## La solicitud
Por favor, copia del texto sobre la guerra de los inmundos el pasaje que empieza con "Senderos de gloria" y sigue hasta "lista para picar.", y sustituye "crueldad" por "barbarie".

## Bloque de texto

################

Tino Pertierra

La guerra de los inmundos

Senderos de gloria y Gallipoli ya habían mostrado con destreza punzante los horrores de la I Guerra Mundial alimentados por inmundos centros de poder que envía al matadero a miles de jóvenes en misiones absurdas e suicidas. La crueldad sin fin, la tragedia embarrada, el pánico atrincherado a la espera de combates brutales en los que el ser humano se convierte en carne lista para picar.

################

## Extracto del listado
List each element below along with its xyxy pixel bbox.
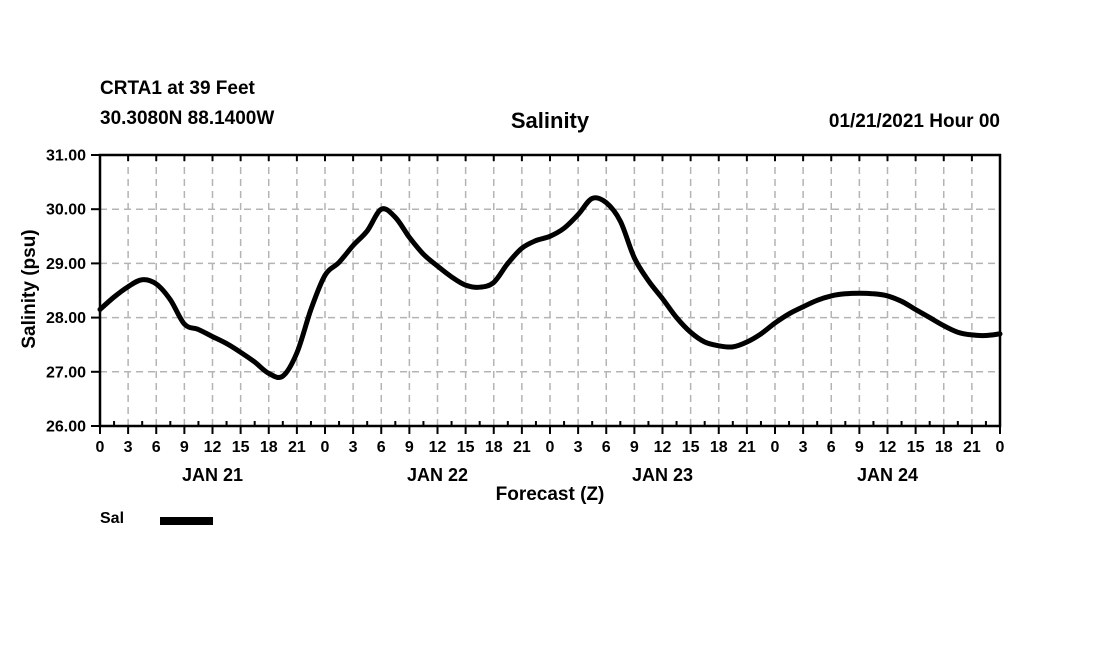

################

## Resultado de la tarea
Senderos de gloria y Gallipoli ya habían mostrado con destreza punzante los horrores de la I Guerra Mundial alimentados por inmundos centros de poder que envía al matadero a miles de jóvenes en misiones absurdas e suicidas. La barbarie sin fin, la tragedia embarrada, el pánico atrincherado a la espera de combates brutales en los que el ser humano se convierte en carne lista para picar.